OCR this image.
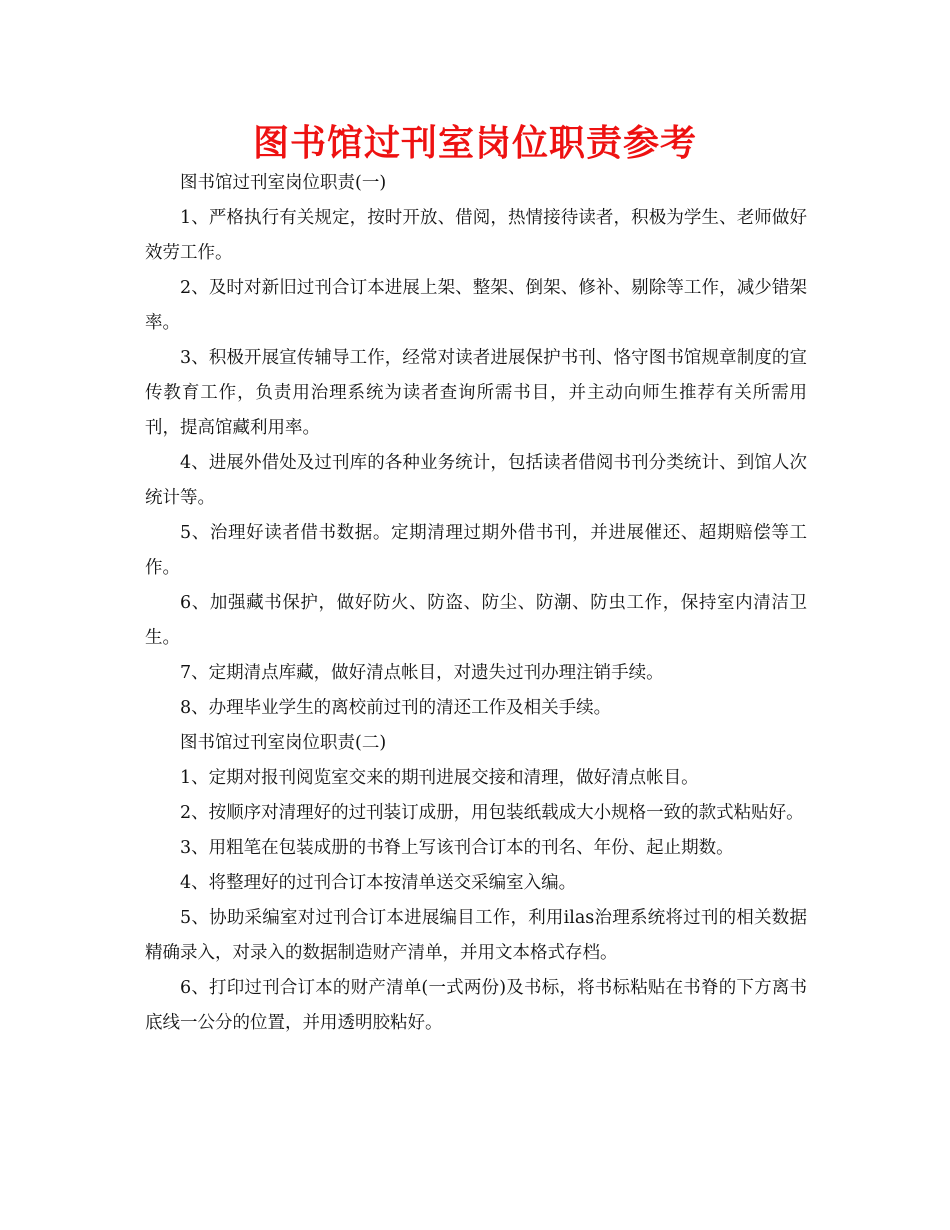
图书馆过刊室岗位职责参考

图书馆过刊室岗位职责(一)

1、严格执行有关规定，按时开放、借阅，热情接待读者，积极为学生、老师做好效劳工作。

2、及时对新旧过刊合订本进展上架、整架、倒架、修补、剔除等工作，减少错架率。

3、积极开展宣传辅导工作，经常对读者进展保护书刊、恪守图书馆规章制度的宣传教育工作，负责用治理系统为读者查询所需书目，并主动向师生推荐有关所需用刊，提高馆藏利用率。

4、进展外借处及过刊库的各种业务统计，包括读者借阅书刊分类统计、到馆人次统计等。

5、治理好读者借书数据。定期清理过期外借书刊，并进展催还、超期赔偿等工作。

6、加强藏书保护，做好防火、防盗、防尘、防潮、防虫工作，保持室内清洁卫生。

7、定期清点库藏，做好清点帐目，对遗失过刊办理注销手续。

8、办理毕业学生的离校前过刊的清还工作及相关手续。

图书馆过刊室岗位职责(二)

1、定期对报刊阅览室交来的期刊进展交接和清理，做好清点帐目。

2、按顺序对清理好的过刊装订成册，用包装纸载成大小规格一致的款式粘贴好。

3、用粗笔在包装成册的书脊上写该刊合订本的刊名、年份、起止期数。

4、将整理好的过刊合订本按清单送交采编室入编。

5、协助采编室对过刊合订本进展编目工作，利用ilas治理系统将过刊的相关数据精确录入，对录入的数据制造财产清单，并用文本格式存档。

6、打印过刊合订本的财产清单(一式两份)及书标，将书标粘贴在书脊的下方离书底线一公分的位置，并用透明胶粘好。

* * *

▶ [Stated goal]: Repeat the data exactly, dropping every picture it holds.

▶ [Solution to the problem]:
OCR this image.
图书馆过刊室岗位职责参考

图书馆过刊室岗位职责(一)

1、严格执行有关规定，按时开放、借阅，热情接待读者，积极为学生、老师做好效劳工作。

2、及时对新旧过刊合订本进展上架、整架、倒架、修补、剔除等工作，减少错架率。

3、积极开展宣传辅导工作，经常对读者进展保护书刊、恪守图书馆规章制度的宣传教育工作，负责用治理系统为读者查询所需书目，并主动向师生推荐有关所需用刊，提高馆藏利用率。

4、进展外借处及过刊库的各种业务统计，包括读者借阅书刊分类统计、到馆人次统计等。

5、治理好读者借书数据。定期清理过期外借书刊，并进展催还、超期赔偿等工作。

6、加强藏书保护，做好防火、防盗、防尘、防潮、防虫工作，保持室内清洁卫生。

7、定期清点库藏，做好清点帐目，对遗失过刊办理注销手续。

8、办理毕业学生的离校前过刊的清还工作及相关手续。

图书馆过刊室岗位职责(二)

1、定期对报刊阅览室交来的期刊进展交接和清理，做好清点帐目。

2、按顺序对清理好的过刊装订成册，用包装纸载成大小规格一致的款式粘贴好。

3、用粗笔在包装成册的书脊上写该刊合订本的刊名、年份、起止期数。

4、将整理好的过刊合订本按清单送交采编室入编。

5、协助采编室对过刊合订本进展编目工作，利用ilas治理系统将过刊的相关数据精确录入，对录入的数据制造财产清单，并用文本格式存档。

6、打印过刊合订本的财产清单(一式两份)及书标，将书标粘贴在书脊的下方离书底线一公分的位置，并用透明胶粘好。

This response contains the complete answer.